▶ [INFORMATION SUPPLIED]:
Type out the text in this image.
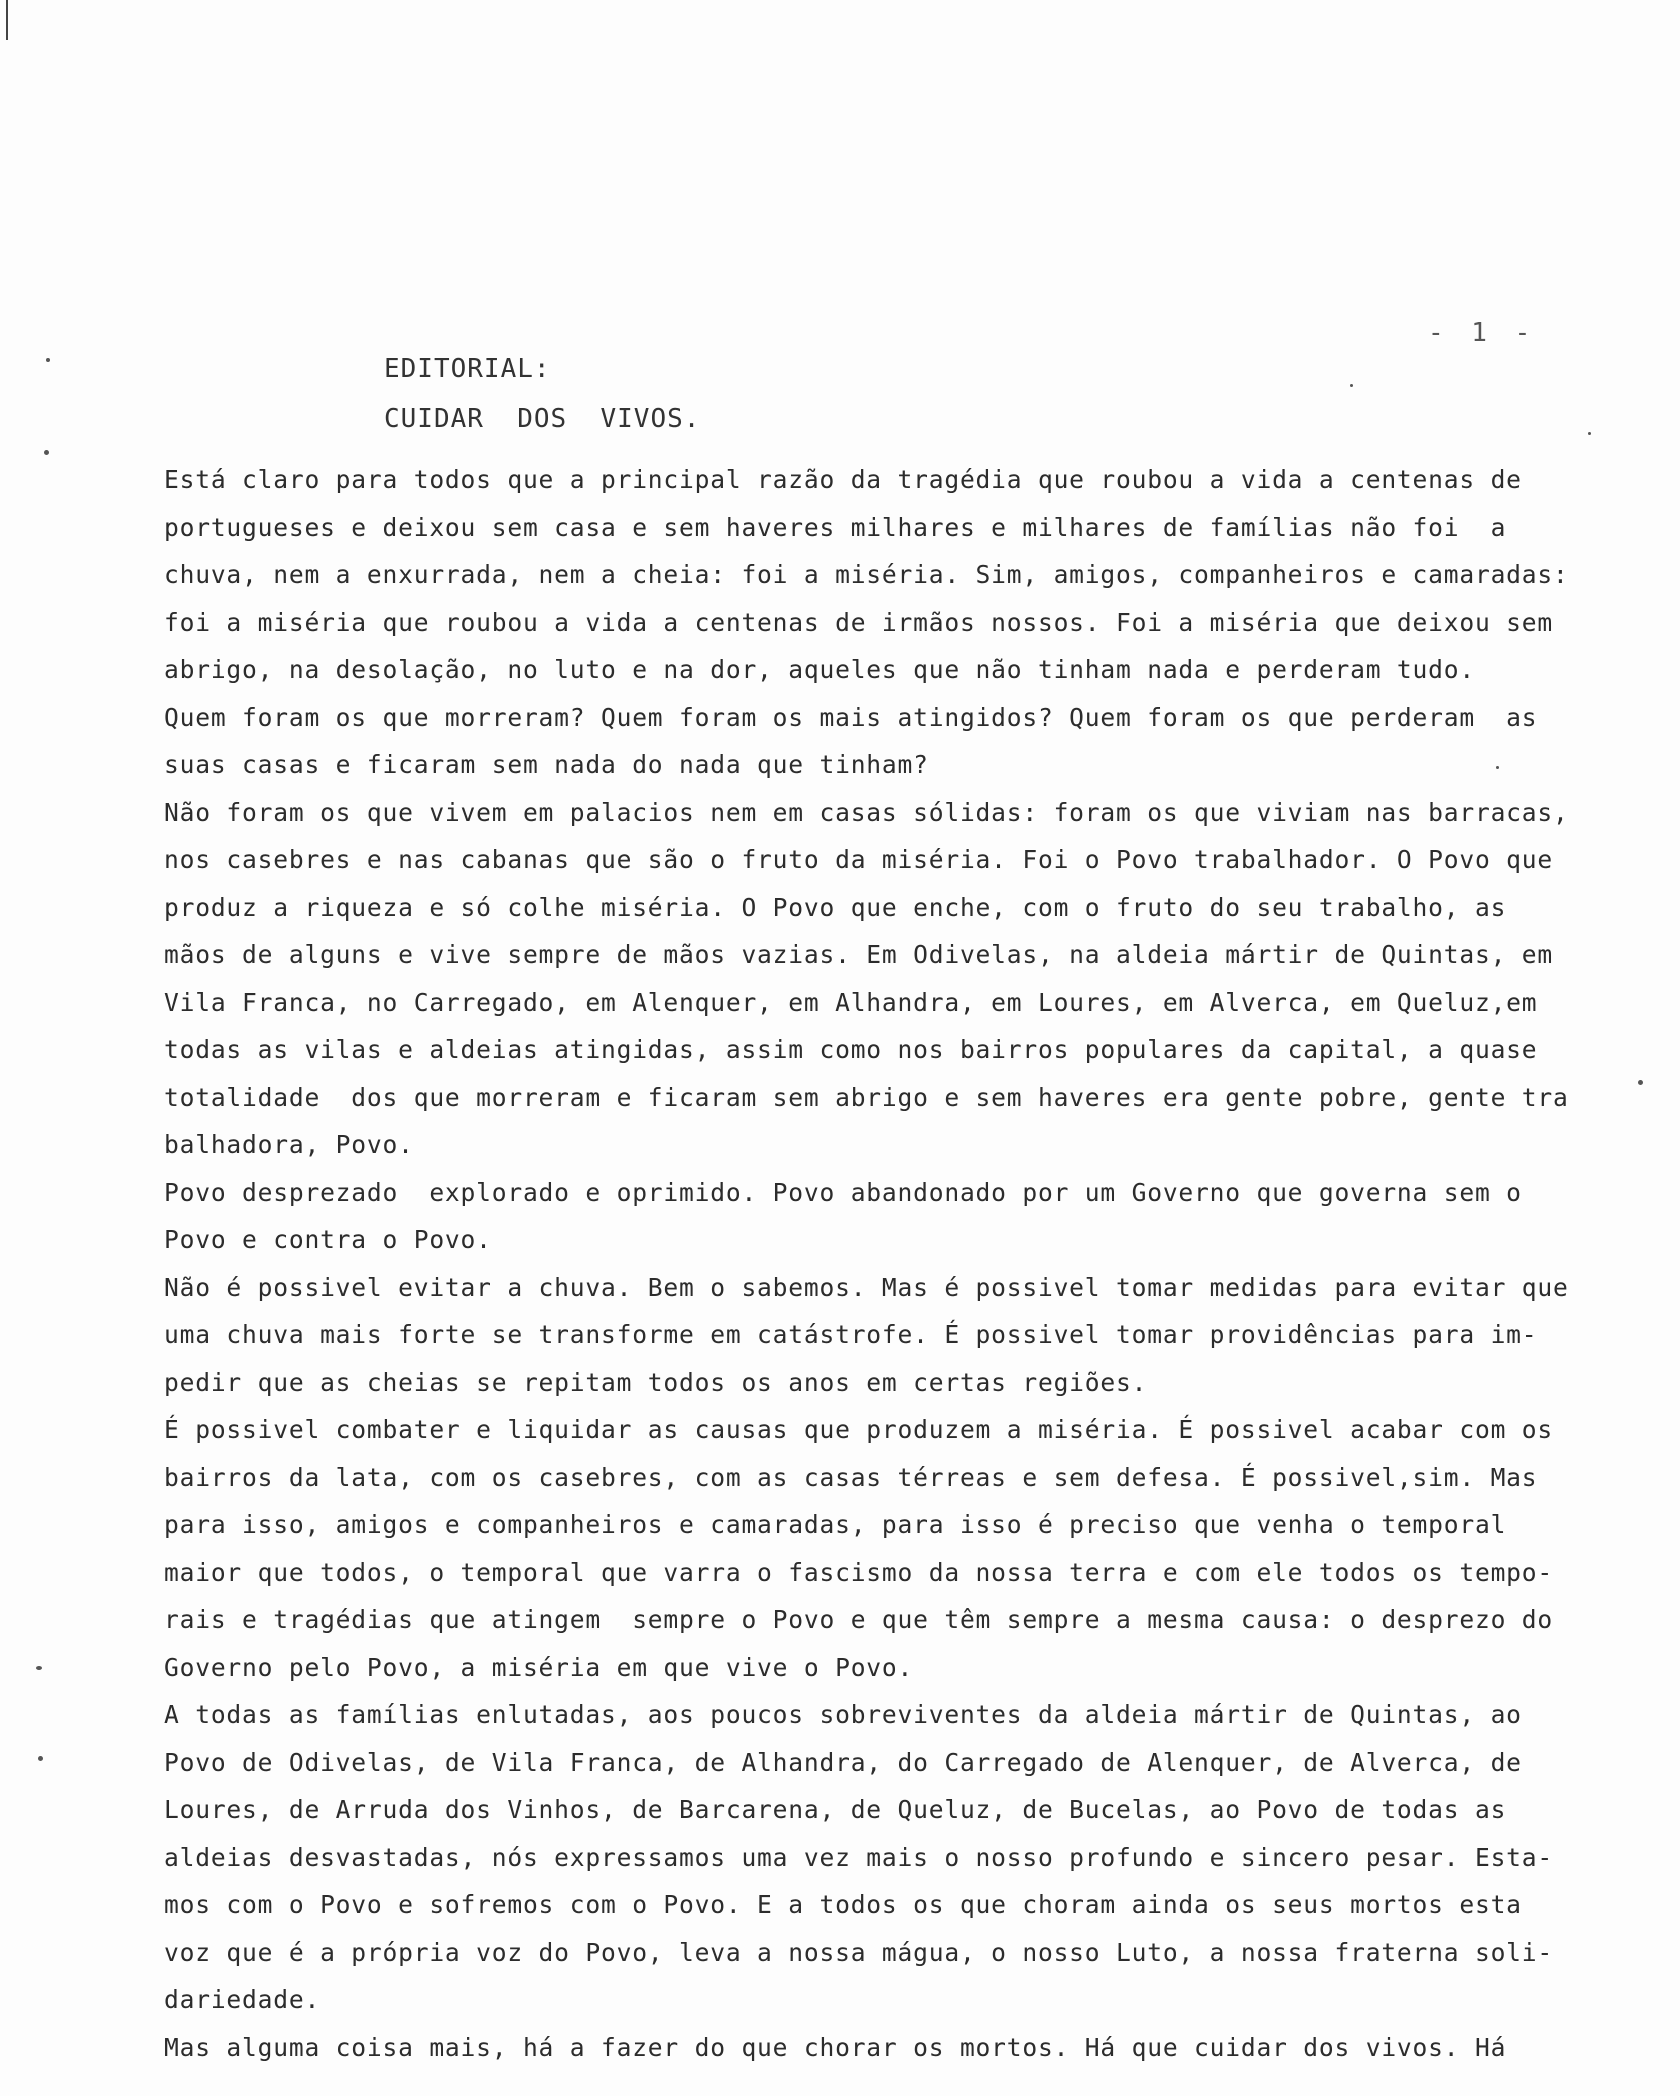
- 1 -
EDITORIAL:
CUIDAR  DOS  VIVOS.
Está claro para todos que a principal razão da tragédia que roubou a vida a centenas de
portugueses e deixou sem casa e sem haveres milhares e milhares de famílias não foi  a
chuva, nem a enxurrada, nem a cheia: foi a miséria. Sim, amigos, companheiros e camaradas:
foi a miséria que roubou a vida a centenas de irmãos nossos. Foi a miséria que deixou sem
abrigo, na desolação, no luto e na dor, aqueles que não tinham nada e perderam tudo.
Quem foram os que morreram? Quem foram os mais atingidos? Quem foram os que perderam  as
suas casas e ficaram sem nada do nada que tinham?
Não foram os que vivem em palacios nem em casas sólidas: foram os que viviam nas barracas,
nos casebres e nas cabanas que são o fruto da miséria. Foi o Povo trabalhador. O Povo que
produz a riqueza e só colhe miséria. O Povo que enche, com o fruto do seu trabalho, as
mãos de alguns e vive sempre de mãos vazias. Em Odivelas, na aldeia mártir de Quintas, em
Vila Franca, no Carregado, em Alenquer, em Alhandra, em Loures, em Alverca, em Queluz,em
todas as vilas e aldeias atingidas, assim como nos bairros populares da capital, a quase
totalidade  dos que morreram e ficaram sem abrigo e sem haveres era gente pobre, gente tra
balhadora, Povo.
Povo desprezado  explorado e oprimido. Povo abandonado por um Governo que governa sem o
Povo e contra o Povo.
Não é possivel evitar a chuva. Bem o sabemos. Mas é possivel tomar medidas para evitar que
uma chuva mais forte se transforme em catástrofe. É possivel tomar providências para im-
pedir que as cheias se repitam todos os anos em certas regiões.
É possivel combater e liquidar as causas que produzem a miséria. É possivel acabar com os
bairros da lata, com os casebres, com as casas térreas e sem defesa. É possivel,sim. Mas
para isso, amigos e companheiros e camaradas, para isso é preciso que venha o temporal
maior que todos, o temporal que varra o fascismo da nossa terra e com ele todos os tempo-
rais e tragédias que atingem  sempre o Povo e que têm sempre a mesma causa: o desprezo do
Governo pelo Povo, a miséria em que vive o Povo.
A todas as famílias enlutadas, aos poucos sobreviventes da aldeia mártir de Quintas, ao
Povo de Odivelas, de Vila Franca, de Alhandra, do Carregado de Alenquer, de Alverca, de
Loures, de Arruda dos Vinhos, de Barcarena, de Queluz, de Bucelas, ao Povo de todas as
aldeias desvastadas, nós expressamos uma vez mais o nosso profundo e sincero pesar. Esta-
mos com o Povo e sofremos com o Povo. E a todos os que choram ainda os seus mortos esta
voz que é a própria voz do Povo, leva a nossa mágua, o nosso Luto, a nossa fraterna soli-
dariedade.
Mas alguma coisa mais, há a fazer do que chorar os mortos. Há que cuidar dos vivos. Há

▶ [WRITTEN PROBLEM]: Transcribe the entries above verbatim, omitting their pictures.

▶ [ANSWER TO THIS EXERCISE]:
Type out the text in this image.
- 1 -
EDITORIAL:
CUIDAR  DOS  VIVOS.
Está claro para todos que a principal razão da tragédia que roubou a vida a centenas de
portugueses e deixou sem casa e sem haveres milhares e milhares de famílias não foi  a
chuva, nem a enxurrada, nem a cheia: foi a miséria. Sim, amigos, companheiros e camaradas:
foi a miséria que roubou a vida a centenas de irmãos nossos. Foi a miséria que deixou sem
abrigo, na desolação, no luto e na dor, aqueles que não tinham nada e perderam tudo.
Quem foram os que morreram? Quem foram os mais atingidos? Quem foram os que perderam  as
suas casas e ficaram sem nada do nada que tinham?
Não foram os que vivem em palacios nem em casas sólidas: foram os que viviam nas barracas,
nos casebres e nas cabanas que são o fruto da miséria. Foi o Povo trabalhador. O Povo que
produz a riqueza e só colhe miséria. O Povo que enche, com o fruto do seu trabalho, as
mãos de alguns e vive sempre de mãos vazias. Em Odivelas, na aldeia mártir de Quintas, em
Vila Franca, no Carregado, em Alenquer, em Alhandra, em Loures, em Alverca, em Queluz,em
todas as vilas e aldeias atingidas, assim como nos bairros populares da capital, a quase
totalidade  dos que morreram e ficaram sem abrigo e sem haveres era gente pobre, gente tra
balhadora, Povo.
Povo desprezado  explorado e oprimido. Povo abandonado por um Governo que governa sem o
Povo e contra o Povo.
Não é possivel evitar a chuva. Bem o sabemos. Mas é possivel tomar medidas para evitar que
uma chuva mais forte se transforme em catástrofe. É possivel tomar providências para im-
pedir que as cheias se repitam todos os anos em certas regiões.
É possivel combater e liquidar as causas que produzem a miséria. É possivel acabar com os
bairros da lata, com os casebres, com as casas térreas e sem defesa. É possivel,sim. Mas
para isso, amigos e companheiros e camaradas, para isso é preciso que venha o temporal
maior que todos, o temporal que varra o fascismo da nossa terra e com ele todos os tempo-
rais e tragédias que atingem  sempre o Povo e que têm sempre a mesma causa: o desprezo do
Governo pelo Povo, a miséria em que vive o Povo.
A todas as famílias enlutadas, aos poucos sobreviventes da aldeia mártir de Quintas, ao
Povo de Odivelas, de Vila Franca, de Alhandra, do Carregado de Alenquer, de Alverca, de
Loures, de Arruda dos Vinhos, de Barcarena, de Queluz, de Bucelas, ao Povo de todas as
aldeias desvastadas, nós expressamos uma vez mais o nosso profundo e sincero pesar. Esta-
mos com o Povo e sofremos com o Povo. E a todos os que choram ainda os seus mortos esta
voz que é a própria voz do Povo, leva a nossa mágua, o nosso Luto, a nossa fraterna soli-
dariedade.
Mas alguma coisa mais, há a fazer do que chorar os mortos. Há que cuidar dos vivos. Há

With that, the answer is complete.